▶ [What needs to be done] Quote the rows below word for word, beginning with the first one and continuing through the line that contains "y-axis-label: Coefficient of friction — [10, 217, 22, 333]".

Element placement data:
--- Start ---

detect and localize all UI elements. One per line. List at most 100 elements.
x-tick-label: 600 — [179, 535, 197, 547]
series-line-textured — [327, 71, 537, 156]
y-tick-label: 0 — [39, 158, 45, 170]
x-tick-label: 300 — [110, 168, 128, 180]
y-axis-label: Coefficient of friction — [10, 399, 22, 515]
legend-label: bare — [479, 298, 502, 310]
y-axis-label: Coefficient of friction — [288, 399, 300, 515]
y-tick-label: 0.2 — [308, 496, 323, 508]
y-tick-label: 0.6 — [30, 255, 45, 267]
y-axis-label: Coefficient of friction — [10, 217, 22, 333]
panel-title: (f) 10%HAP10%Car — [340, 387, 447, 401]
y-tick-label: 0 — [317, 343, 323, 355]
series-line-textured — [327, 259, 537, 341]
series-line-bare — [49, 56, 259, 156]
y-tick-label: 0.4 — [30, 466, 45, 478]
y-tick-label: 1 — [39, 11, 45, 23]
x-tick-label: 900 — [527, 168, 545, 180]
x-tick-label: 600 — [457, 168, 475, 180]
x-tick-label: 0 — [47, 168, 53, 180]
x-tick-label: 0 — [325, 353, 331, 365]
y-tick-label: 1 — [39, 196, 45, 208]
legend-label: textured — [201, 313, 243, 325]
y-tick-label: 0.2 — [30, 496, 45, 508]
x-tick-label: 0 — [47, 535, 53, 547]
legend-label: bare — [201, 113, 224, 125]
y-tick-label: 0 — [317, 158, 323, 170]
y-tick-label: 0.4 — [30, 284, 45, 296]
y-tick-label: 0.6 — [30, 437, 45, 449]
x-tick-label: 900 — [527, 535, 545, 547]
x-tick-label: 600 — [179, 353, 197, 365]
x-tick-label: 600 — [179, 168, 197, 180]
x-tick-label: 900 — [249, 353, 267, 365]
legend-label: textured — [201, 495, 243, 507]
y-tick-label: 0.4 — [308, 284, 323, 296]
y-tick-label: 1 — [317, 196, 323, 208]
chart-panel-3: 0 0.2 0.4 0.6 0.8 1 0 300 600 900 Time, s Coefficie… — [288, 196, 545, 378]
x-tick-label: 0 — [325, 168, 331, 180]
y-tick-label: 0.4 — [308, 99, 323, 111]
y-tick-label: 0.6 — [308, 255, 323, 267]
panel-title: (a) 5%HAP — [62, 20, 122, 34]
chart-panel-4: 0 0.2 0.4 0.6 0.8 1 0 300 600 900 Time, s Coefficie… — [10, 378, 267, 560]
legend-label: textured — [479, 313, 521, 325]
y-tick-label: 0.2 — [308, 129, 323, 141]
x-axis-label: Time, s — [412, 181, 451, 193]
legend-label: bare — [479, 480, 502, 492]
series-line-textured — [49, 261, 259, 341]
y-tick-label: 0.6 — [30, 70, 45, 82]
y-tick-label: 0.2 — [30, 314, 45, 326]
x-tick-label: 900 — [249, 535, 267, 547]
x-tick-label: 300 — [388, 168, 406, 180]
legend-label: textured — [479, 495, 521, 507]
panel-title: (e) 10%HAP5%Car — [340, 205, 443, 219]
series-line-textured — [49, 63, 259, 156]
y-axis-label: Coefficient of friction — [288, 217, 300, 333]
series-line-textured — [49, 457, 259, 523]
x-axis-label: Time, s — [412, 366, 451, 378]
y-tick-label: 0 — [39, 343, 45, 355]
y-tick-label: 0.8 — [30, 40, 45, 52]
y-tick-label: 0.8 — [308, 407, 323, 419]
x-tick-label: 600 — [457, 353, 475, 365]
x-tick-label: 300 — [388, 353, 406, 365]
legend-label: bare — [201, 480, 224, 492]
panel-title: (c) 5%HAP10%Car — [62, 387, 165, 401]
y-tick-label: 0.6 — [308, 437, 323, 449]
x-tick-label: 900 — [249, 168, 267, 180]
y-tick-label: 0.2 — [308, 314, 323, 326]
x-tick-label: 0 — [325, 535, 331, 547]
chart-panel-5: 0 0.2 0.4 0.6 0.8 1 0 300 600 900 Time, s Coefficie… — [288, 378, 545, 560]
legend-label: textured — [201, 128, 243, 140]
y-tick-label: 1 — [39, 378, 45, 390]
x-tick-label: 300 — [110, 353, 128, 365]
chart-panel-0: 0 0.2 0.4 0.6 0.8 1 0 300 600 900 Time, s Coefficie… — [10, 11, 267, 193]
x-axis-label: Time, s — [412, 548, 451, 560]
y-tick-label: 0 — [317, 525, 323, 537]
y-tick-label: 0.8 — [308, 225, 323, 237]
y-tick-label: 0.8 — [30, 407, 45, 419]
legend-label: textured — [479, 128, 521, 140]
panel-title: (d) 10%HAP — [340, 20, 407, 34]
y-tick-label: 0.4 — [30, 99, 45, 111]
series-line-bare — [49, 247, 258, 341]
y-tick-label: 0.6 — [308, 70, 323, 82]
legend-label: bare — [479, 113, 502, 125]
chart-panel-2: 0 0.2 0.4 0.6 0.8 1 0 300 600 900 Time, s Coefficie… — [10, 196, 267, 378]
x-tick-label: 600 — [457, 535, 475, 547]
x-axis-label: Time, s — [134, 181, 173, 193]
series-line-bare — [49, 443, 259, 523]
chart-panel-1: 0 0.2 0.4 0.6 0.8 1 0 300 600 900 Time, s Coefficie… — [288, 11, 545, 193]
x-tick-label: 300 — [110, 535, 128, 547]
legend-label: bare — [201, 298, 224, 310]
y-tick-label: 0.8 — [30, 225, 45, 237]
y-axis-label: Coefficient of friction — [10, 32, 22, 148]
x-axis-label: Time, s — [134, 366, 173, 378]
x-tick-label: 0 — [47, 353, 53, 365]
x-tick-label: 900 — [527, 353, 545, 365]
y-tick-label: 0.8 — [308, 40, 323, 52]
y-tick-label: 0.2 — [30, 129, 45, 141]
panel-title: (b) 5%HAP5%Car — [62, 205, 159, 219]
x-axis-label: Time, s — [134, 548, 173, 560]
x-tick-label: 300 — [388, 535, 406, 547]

--- End ---

▶ [Answer]
detect and localize all UI elements. One per line. List at most 100 elements.
x-tick-label: 600 — [179, 535, 197, 547]
series-line-textured — [327, 71, 537, 156]
y-tick-label: 0 — [39, 158, 45, 170]
x-tick-label: 300 — [110, 168, 128, 180]
y-axis-label: Coefficient of friction — [10, 399, 22, 515]
legend-label: bare — [479, 298, 502, 310]
y-axis-label: Coefficient of friction — [288, 399, 300, 515]
y-tick-label: 0.2 — [308, 496, 323, 508]
y-tick-label: 0.6 — [30, 255, 45, 267]
y-axis-label: Coefficient of friction — [10, 217, 22, 333]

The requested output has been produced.